**DOCUMENT EXTRACT**
Now, let’s start the implementation. The final application will have the same experience as the one we built with Panel:

  1. Build the default CrewAI agents and workflows by CrewAI Crew creation command

  2. Use the web UI to wrap the app and display the agents’ output and the chat history

  3. Enable the human user to interact with agents by processing the input messages at the beginning or the middle of the workflow.

First, we need to install Taipy and the other dependencies.

pip install taipy crewai

CrewAI Project Creation

Now, let’s create the default CrewAI agents and workflows. As we have introduced in the latest video, the CrewAI framework in current 0.80 version has introducd an automated command tool to create a full-scaled multi-agents application by a single command. After the creation, the component are well structured that you can either directly run it or customize it conveniently in dedicated sections.

**DATA EXTRACT**
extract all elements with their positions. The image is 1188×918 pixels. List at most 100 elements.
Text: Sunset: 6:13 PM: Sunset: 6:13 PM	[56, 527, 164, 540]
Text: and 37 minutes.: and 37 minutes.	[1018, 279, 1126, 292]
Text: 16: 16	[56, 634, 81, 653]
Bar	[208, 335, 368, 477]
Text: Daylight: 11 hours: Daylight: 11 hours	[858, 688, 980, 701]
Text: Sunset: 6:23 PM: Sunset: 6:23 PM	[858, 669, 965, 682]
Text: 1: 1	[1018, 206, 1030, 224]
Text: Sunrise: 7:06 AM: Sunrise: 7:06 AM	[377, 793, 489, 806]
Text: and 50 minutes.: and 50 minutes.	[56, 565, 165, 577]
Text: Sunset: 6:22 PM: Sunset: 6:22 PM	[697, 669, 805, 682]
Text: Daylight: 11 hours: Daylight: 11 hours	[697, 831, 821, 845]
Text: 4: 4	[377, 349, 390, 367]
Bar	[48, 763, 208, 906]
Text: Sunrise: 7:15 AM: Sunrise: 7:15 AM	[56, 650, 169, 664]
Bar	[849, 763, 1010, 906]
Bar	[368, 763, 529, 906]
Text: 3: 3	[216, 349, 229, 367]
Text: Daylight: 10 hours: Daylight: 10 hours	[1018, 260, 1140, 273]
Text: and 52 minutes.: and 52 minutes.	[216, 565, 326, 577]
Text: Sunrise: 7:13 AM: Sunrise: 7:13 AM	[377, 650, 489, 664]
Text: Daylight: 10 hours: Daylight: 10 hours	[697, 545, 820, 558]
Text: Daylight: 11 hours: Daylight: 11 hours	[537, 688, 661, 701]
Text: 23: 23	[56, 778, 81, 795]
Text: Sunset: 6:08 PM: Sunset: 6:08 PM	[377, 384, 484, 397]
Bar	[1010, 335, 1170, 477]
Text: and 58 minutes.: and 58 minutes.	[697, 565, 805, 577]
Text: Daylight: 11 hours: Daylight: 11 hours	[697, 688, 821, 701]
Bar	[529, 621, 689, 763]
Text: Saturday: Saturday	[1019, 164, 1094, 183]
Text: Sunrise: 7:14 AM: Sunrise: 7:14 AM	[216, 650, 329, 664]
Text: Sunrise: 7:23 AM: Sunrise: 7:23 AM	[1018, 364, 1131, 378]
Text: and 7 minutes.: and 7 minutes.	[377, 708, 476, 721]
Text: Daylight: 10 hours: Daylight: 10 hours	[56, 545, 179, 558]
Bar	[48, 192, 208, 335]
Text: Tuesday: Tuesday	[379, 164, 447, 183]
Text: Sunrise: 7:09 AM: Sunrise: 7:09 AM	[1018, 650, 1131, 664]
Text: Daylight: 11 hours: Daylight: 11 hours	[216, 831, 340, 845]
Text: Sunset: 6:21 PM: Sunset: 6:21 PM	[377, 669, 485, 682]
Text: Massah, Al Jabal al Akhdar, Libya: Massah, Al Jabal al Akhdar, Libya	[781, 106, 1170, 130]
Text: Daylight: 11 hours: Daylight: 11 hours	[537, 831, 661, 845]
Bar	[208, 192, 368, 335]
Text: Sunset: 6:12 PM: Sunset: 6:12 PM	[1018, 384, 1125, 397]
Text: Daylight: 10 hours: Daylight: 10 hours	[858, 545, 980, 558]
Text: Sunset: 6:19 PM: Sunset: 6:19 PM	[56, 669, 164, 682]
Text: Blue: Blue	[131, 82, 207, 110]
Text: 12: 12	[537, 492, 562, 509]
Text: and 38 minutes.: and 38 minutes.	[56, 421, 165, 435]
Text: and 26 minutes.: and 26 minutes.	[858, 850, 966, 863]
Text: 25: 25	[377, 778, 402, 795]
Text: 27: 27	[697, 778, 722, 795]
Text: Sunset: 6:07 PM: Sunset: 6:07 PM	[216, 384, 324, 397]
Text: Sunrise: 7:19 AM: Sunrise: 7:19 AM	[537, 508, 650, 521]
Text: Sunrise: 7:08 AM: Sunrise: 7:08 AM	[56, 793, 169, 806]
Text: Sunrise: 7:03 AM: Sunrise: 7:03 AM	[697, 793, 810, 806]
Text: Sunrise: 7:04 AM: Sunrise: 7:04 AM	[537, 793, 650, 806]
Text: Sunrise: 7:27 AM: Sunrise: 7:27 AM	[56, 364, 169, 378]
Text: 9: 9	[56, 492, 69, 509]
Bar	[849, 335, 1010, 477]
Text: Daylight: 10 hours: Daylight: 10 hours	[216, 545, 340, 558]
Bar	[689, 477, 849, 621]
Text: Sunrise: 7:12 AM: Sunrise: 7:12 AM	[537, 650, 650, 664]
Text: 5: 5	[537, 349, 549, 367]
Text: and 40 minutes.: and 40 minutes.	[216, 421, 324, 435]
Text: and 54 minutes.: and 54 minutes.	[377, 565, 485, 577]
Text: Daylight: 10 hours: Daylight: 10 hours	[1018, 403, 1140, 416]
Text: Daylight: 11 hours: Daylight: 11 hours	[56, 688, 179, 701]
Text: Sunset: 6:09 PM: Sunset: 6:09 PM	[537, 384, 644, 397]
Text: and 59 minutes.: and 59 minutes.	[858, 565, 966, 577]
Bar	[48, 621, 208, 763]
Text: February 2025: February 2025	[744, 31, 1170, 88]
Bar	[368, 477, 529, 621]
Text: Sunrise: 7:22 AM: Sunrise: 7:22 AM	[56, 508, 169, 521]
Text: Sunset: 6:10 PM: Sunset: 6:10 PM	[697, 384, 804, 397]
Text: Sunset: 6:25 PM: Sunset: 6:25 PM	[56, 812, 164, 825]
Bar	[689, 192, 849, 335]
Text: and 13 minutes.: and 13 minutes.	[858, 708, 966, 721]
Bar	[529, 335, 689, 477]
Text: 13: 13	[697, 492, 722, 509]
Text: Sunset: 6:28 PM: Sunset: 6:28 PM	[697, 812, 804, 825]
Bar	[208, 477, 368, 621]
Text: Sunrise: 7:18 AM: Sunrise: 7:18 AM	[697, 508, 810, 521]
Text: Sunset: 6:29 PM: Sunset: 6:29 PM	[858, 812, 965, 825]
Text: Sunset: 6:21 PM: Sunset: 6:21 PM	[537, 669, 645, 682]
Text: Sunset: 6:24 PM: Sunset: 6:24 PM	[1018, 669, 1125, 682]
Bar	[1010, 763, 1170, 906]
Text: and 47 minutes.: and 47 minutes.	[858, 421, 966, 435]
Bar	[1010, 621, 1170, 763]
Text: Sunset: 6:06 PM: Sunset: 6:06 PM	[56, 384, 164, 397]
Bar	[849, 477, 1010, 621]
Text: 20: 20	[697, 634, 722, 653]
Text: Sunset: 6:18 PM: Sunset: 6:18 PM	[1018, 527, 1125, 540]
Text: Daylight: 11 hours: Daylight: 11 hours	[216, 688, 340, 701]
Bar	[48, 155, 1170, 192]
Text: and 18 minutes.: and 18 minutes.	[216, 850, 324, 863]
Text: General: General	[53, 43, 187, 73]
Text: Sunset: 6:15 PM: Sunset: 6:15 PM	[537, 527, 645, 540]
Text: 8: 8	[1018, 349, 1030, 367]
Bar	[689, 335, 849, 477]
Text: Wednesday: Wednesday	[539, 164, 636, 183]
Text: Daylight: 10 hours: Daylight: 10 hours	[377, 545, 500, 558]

**WORK TO COMPLETE**
a - In the tutorial excerpt, which version of the CrewAI framework introduced the automated command tool?
b - Write out everything in the tutorial excerpt from "1. Build the" down to "in dedicated sections.", word for word.
The data is separate material, unrelated to the tutorial excerpt.

**SOLUTIONS TO THE PROBLEMS**
a - Version 0.80.

b -
1. Build the default CrewAI agents and workflows by CrewAI Crew creation command

  2. Use the web UI to wrap the app and display the agents’ output and the chat history

  3. Enable the human user to interact with agents by processing the input messages at the beginning or the middle of the workflow.

First, we need to install Taipy and the other dependencies.

pip install taipy crewai

CrewAI Project Creation

Now, let’s create the default CrewAI agents and workflows. As we have introduced in the latest video, the CrewAI framework in current 0.80 version has introducd an automated command tool to create a full-scaled multi-agents application by a single command. After the creation, the component are well structured that you can either directly run it or customize it conveniently in dedicated sections.